Task prompt ▸ Select the lines that hold the word "kommun" and copy each one.

──────── Records for the task

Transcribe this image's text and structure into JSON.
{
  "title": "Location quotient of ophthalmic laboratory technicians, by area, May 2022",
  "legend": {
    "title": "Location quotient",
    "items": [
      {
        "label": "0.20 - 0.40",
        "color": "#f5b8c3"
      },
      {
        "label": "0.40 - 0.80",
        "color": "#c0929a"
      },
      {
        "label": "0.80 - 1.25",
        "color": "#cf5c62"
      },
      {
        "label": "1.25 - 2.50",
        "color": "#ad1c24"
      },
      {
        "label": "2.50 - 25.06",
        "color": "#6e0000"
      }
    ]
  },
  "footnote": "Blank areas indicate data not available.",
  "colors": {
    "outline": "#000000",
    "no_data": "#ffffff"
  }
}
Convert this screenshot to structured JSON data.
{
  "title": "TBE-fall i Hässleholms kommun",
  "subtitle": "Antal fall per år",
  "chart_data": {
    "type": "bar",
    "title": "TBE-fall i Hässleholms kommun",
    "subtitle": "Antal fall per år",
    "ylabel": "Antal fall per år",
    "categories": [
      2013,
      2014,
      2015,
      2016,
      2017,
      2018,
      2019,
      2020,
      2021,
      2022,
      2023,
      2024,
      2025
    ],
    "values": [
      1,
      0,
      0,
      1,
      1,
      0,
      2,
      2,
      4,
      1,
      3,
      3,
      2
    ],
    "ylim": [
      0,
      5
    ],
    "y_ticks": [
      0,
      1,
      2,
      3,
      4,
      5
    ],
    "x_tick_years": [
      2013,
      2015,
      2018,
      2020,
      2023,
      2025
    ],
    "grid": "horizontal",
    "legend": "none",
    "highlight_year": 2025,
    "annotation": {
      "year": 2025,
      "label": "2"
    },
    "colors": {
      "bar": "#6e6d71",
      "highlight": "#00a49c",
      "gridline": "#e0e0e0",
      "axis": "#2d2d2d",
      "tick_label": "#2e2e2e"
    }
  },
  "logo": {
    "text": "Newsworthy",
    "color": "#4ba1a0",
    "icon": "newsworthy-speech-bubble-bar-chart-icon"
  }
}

────────────────

Answer ▸
  "title": "TBE-fall i Hässleholms kommun",
    "title": "TBE-fall i Hässleholms kommun",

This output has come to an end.